─── EXERCISE INPUT
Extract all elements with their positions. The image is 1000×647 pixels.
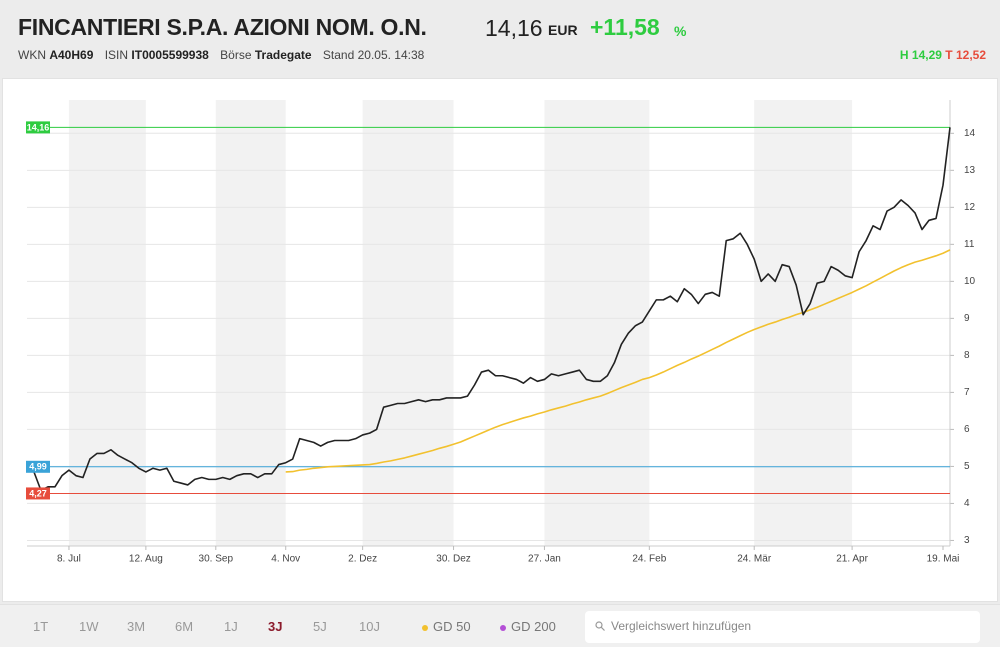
stand: Stand 20.05. 14:38 (322, 48, 425, 62)
range-button[interactable]: 10J (359, 619, 380, 634)
search-icon (595, 621, 605, 631)
meta-value: Tradegate (254, 48, 312, 62)
high: 14,29 (911, 48, 942, 62)
range-button-text: 10J (359, 619, 380, 634)
x-tick-label: 24. Mär (737, 554, 772, 565)
y-tick-label: 10 (964, 276, 976, 287)
reference-label-box (26, 487, 50, 500)
range-button[interactable]: 6M (175, 619, 193, 634)
range-button[interactable]: 1J (224, 619, 238, 634)
stock-title: FINCANTIERI S.P.A. AZIONI NOM. O.N. (18, 14, 427, 40)
y-tick-label: 13 (964, 165, 976, 176)
y-tick-label: 9 (964, 313, 970, 324)
legend-item[interactable]: GD 50 (422, 619, 471, 634)
meta-label: Börse (220, 48, 252, 62)
x-tick-label: 24. Feb (632, 554, 666, 565)
x-tick-label: 21. Apr (836, 554, 868, 565)
month-band (362, 100, 454, 546)
meta-label: ISIN (104, 48, 129, 62)
meta-value: IT0005599938 (131, 48, 209, 62)
reference-label: 14,16 (27, 122, 50, 132)
range-button[interactable]: 3J (268, 619, 282, 634)
y-tick-label: 12 (964, 202, 976, 213)
range-button-text: 1T (33, 619, 49, 634)
y-tick-label: 3 (964, 535, 970, 546)
range-button[interactable]: 5J (313, 619, 327, 634)
reference-label-box (26, 460, 50, 473)
range-button-text: 3M (127, 619, 146, 634)
range-button[interactable]: 1W (79, 619, 99, 634)
price-line (285, 249, 951, 473)
y-tick-label: 14 (964, 128, 976, 139)
price-line (26, 127, 951, 492)
high-low: H 14,29 T 12,52 (900, 48, 986, 62)
price: 14,16 (485, 15, 543, 41)
range-button-text: 1W (79, 619, 99, 634)
month-band (754, 100, 853, 546)
range-button[interactable]: 3M (127, 619, 145, 634)
y-tick-label: 5 (964, 461, 970, 472)
range-button-text: 5J (313, 619, 327, 634)
high-label: H (899, 48, 909, 62)
x-tick-label: 8. Jul (57, 554, 81, 565)
indicator-toggle-text: GD 200 (511, 619, 556, 634)
reference-label-box (26, 121, 50, 134)
month-band (68, 100, 146, 546)
reference-label: 4,27 (29, 488, 47, 498)
indicator-toggle[interactable]: GD 200 (500, 619, 556, 634)
y-tick-label: 4 (964, 498, 970, 509)
meta-label: WKN (18, 48, 46, 62)
y-tick-label: 6 (964, 424, 970, 435)
x-tick-label: 12. Aug (129, 554, 163, 565)
y-tick-label: 8 (964, 350, 970, 361)
legend-item-text: GD 50 (433, 619, 471, 634)
search-input[interactable]: Vergleichswert hinzufügen (585, 611, 980, 643)
legend-dot (500, 624, 506, 631)
x-tick-label: 19. Mai (927, 554, 960, 565)
x-tick-label: 2. Dez (348, 554, 377, 565)
x-tick-label: 30. Sep (199, 554, 234, 565)
range-button-text: 3J (268, 619, 283, 634)
change-unit: % (674, 23, 687, 39)
change: +11,58 (590, 14, 660, 40)
meta-line: WKN A40H69 ISIN IT0005599938 Börse Trade… (18, 48, 424, 62)
x-tick-label: 30. Dez (436, 554, 470, 565)
low: 12,52 (955, 48, 986, 62)
x-tick-label: 27. Jan (528, 554, 561, 565)
range-button[interactable]: 1T (33, 619, 48, 634)
low-label: T (945, 48, 953, 62)
legend-dot (422, 624, 428, 631)
x-tick-label: 4. Nov (271, 554, 300, 565)
range-button-text: 6M (175, 619, 194, 634)
range-button-text: 1J (224, 619, 238, 634)
reference-label: 4,99 (29, 462, 47, 472)
search-placeholder: Vergleichswert hinzufügen (611, 619, 752, 633)
y-tick-label: 7 (964, 387, 970, 398)
y-tick-label: 11 (964, 239, 975, 250)
currency: EUR (548, 22, 578, 38)
meta-value: A40H69 (49, 48, 94, 62)
month-band (544, 100, 650, 546)
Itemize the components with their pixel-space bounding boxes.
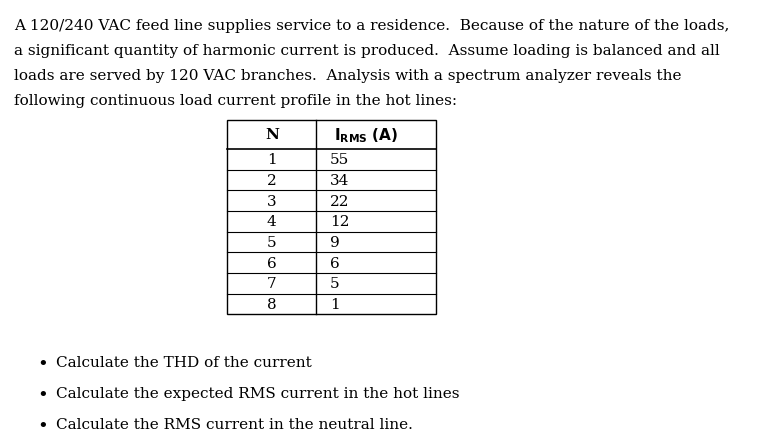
Text: 22: 22 (330, 194, 349, 208)
Text: 6: 6 (330, 256, 340, 270)
Text: 4: 4 (267, 215, 277, 229)
Text: N: N (265, 128, 278, 142)
Text: 5: 5 (267, 236, 277, 249)
Text: 55: 55 (330, 153, 349, 167)
Text: 8: 8 (267, 298, 277, 311)
Text: 2: 2 (267, 174, 277, 187)
Text: Calculate the THD of the current: Calculate the THD of the current (56, 355, 311, 369)
Text: following continuous load current profile in the hot lines:: following continuous load current profil… (14, 94, 457, 108)
Text: 6: 6 (267, 256, 277, 270)
Text: 5: 5 (330, 277, 339, 291)
Text: 1: 1 (267, 153, 277, 167)
Text: 12: 12 (330, 215, 349, 229)
Text: •: • (37, 386, 48, 404)
Text: A 120/240 VAC feed line supplies service to a residence.  Because of the nature : A 120/240 VAC feed line supplies service… (14, 19, 729, 33)
Text: •: • (37, 355, 48, 373)
Text: 1: 1 (330, 298, 340, 311)
Bar (227, 120, 436, 315)
Text: Calculate the expected RMS current in the hot lines: Calculate the expected RMS current in th… (56, 386, 459, 399)
Text: loads are served by 120 VAC branches.  Analysis with a spectrum analyzer reveals: loads are served by 120 VAC branches. An… (14, 69, 682, 83)
Text: a significant quantity of harmonic current is produced.  Assume loading is balan: a significant quantity of harmonic curre… (14, 44, 719, 58)
Text: $\mathbf{I}_{\mathbf{RMS}}$ $\mathbf{(A)}$: $\mathbf{I}_{\mathbf{RMS}}$ $\mathbf{(A)… (335, 126, 399, 144)
Text: 9: 9 (330, 236, 340, 249)
Text: Calculate the RMS current in the neutral line.: Calculate the RMS current in the neutral… (56, 417, 412, 430)
Text: •: • (37, 417, 48, 430)
Text: 34: 34 (330, 174, 349, 187)
Text: 7: 7 (267, 277, 277, 291)
Text: 3: 3 (267, 194, 277, 208)
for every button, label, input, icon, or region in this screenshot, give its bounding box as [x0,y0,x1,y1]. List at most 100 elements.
──────
Count the lines in the entries above that contain the string "search", treating uppercase and lowercase as different. Reply with the number only.

> [OUTPUT BELOW]: 3